◆ Written instruction a ◆
Pull out, verbatim, the lines of the listing below that run from its first line through the line containing "image-icon[interactable] (1081, 73, 1098, 90)", with both of those lines included.

• • • • • • •

Barry Dransfield (born 1947 in Harrogate, West Riding of Yorkshire), is an English folk singer, fiddler, cellist and guitarist. He has appeared as a session musician on numerous albums by other artists, and has released his own albums as well. The Rout of the Blues (1971) was voted Melody Maker folk album of the year. His 1972 album for Polydor simply called Barry Dransfield was voted the rarest folk album in Record Hunter, worth approximately £400. Unlike most fiddlers (but like some Appalachian players) he is comfortable playing in the "off the chest" position, instead of under the chin.

In 1969 Barry and his brother Robin Dransfield were invited by Ashley Hutchings to join the group which would become Steeleye Span, but turned the offer down.

• • • • • • •

◆ Written instruction b ◆
Write what comes next in the biography of Barry Dransfield above, picking up after its final sentence.

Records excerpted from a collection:
• • • • • • •

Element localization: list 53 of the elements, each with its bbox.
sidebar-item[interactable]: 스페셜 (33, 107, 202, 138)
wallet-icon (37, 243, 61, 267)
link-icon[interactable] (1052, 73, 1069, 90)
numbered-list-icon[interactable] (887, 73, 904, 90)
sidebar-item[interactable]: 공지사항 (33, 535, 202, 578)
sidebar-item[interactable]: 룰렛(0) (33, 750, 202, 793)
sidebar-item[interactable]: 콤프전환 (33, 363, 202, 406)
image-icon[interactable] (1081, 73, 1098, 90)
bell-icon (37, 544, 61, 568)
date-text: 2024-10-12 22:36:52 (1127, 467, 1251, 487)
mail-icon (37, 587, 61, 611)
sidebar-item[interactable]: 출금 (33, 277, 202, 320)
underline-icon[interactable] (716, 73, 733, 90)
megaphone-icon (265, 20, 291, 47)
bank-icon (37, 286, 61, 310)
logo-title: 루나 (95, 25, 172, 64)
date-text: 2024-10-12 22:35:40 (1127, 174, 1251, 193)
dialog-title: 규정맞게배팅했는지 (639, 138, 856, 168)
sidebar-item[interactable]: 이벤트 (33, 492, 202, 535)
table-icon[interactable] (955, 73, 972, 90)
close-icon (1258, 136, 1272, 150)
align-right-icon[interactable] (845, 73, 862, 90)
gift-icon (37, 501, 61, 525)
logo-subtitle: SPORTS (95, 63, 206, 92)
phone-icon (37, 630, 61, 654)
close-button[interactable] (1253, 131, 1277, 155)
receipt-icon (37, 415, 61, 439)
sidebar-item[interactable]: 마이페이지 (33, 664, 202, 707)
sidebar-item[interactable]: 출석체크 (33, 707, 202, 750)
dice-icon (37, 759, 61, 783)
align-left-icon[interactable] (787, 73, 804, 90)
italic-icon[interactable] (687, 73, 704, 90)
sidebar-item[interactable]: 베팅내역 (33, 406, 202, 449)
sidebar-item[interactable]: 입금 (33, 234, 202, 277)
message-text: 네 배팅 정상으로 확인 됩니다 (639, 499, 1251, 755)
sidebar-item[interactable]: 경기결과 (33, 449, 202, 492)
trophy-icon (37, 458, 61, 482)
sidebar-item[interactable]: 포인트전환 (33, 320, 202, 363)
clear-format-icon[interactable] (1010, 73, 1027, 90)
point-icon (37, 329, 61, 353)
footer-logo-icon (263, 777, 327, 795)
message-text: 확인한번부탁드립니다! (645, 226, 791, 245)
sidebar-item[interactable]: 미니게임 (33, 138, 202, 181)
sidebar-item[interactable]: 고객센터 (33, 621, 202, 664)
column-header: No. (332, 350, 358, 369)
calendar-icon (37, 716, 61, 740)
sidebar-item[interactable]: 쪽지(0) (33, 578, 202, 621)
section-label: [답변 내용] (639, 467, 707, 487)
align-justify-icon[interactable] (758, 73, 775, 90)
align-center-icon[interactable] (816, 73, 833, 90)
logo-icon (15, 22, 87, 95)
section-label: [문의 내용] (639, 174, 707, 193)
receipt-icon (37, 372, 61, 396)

• • • • • • •

◆ Expected output a ◆
Element localization: list 53 of the elements, each with its bbox.
sidebar-item[interactable]: 스페셜 (33, 107, 202, 138)
wallet-icon (37, 243, 61, 267)
link-icon[interactable] (1052, 73, 1069, 90)
numbered-list-icon[interactable] (887, 73, 904, 90)
sidebar-item[interactable]: 공지사항 (33, 535, 202, 578)
sidebar-item[interactable]: 룰렛(0) (33, 750, 202, 793)
sidebar-item[interactable]: 콤프전환 (33, 363, 202, 406)
image-icon[interactable] (1081, 73, 1098, 90)

◆ Expected output b ◆
Together with his brother Robin, he was a member of a bluegrass/old-time band while still in his teens. Always innovative, he generally avoids electric instruments. The instrumental "Blacksmith", on Fiddler's Dream, is a complex set of variations in Romantic Paganini style, with no obvious relation to the song "Blacksmith", but ending with a double-tracked voice of Dransfield singing the opening line, "Oh, A Blacksmith Courted Me". Fiddler's Dream has been re-issued on Castle with many bonus tracks.

In films 

Dransfield has composed music for several films for TV and the wide screen: S.O.S. Titanic, Adelaide Harris, Play Away, Samson an Delilah (1985), Ballymena Opera House and The Wreck of the Julie Plante (1985). He acted the part of the blind fiddler in The Bounty (1984) (with Mel Gibson and Anthony Hopkins). In 1986, he changed career to become a so-called "Fiddle Doctor", repairing violins and cellos. In 1994, he joined the Steeleye Span UK tour.

Discography 

 Rout of the Blues (1970) (with Robin Dransfield)
 Lord of All I Behold (1971) (with Robin Dransfield)
 Morris On (1972) (with Ashley Hutchings, Richard Thompson, John Kirkpatrick et al.)
 Barry Dransfield (1972)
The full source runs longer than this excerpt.